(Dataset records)
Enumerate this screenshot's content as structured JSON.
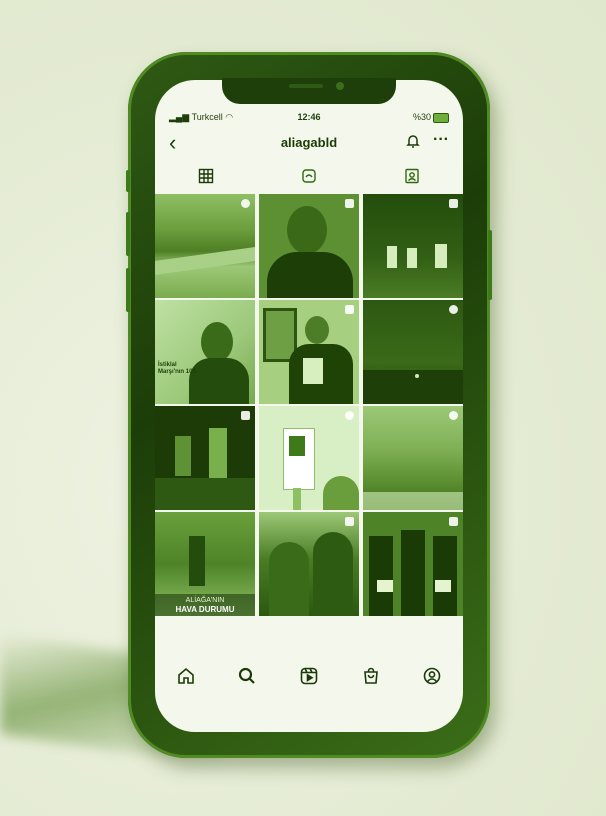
{
  "status_bar": {
    "carrier": "Turkcell",
    "time": "12:46",
    "battery": "%30"
  },
  "profile": {
    "username": "aliagabld"
  },
  "icons": {
    "back": "chevron-left-icon",
    "notifications": "bell-icon",
    "more": "more-icon",
    "tab_grid": "grid-icon",
    "tab_reels": "reels-icon",
    "tab_tagged": "tagged-icon",
    "nav_home": "home-icon",
    "nav_search": "search-icon",
    "nav_reels": "reels-icon",
    "nav_shop": "shop-bag-icon",
    "nav_profile": "profile-icon"
  },
  "grid_posts": [
    {
      "scene": "road landscape"
    },
    {
      "scene": "man portrait"
    },
    {
      "scene": "stage performance"
    },
    {
      "scene": "poet portrait poster",
      "caption_line": "İstiklal Marşı'nın 100."
    },
    {
      "scene": "man holding book"
    },
    {
      "scene": "night street"
    },
    {
      "scene": "night workers"
    },
    {
      "scene": "building sign"
    },
    {
      "scene": "hills view"
    },
    {
      "scene": "woman in field",
      "caption_small": "ALİAĞA'NIN",
      "caption_bold": "HAVA DURUMU"
    },
    {
      "scene": "trees and plants"
    },
    {
      "scene": "award ceremony"
    }
  ],
  "colors": {
    "accent": "#2f5a14",
    "screen_bg": "#f4f8ec",
    "page_bg": "#e6ecd6"
  }
}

Task to carry out. Check every line of the data, and copy the ones that contain "reels".

Reply.
    "tab_reels": "reels-icon",
    "nav_reels": "reels-icon",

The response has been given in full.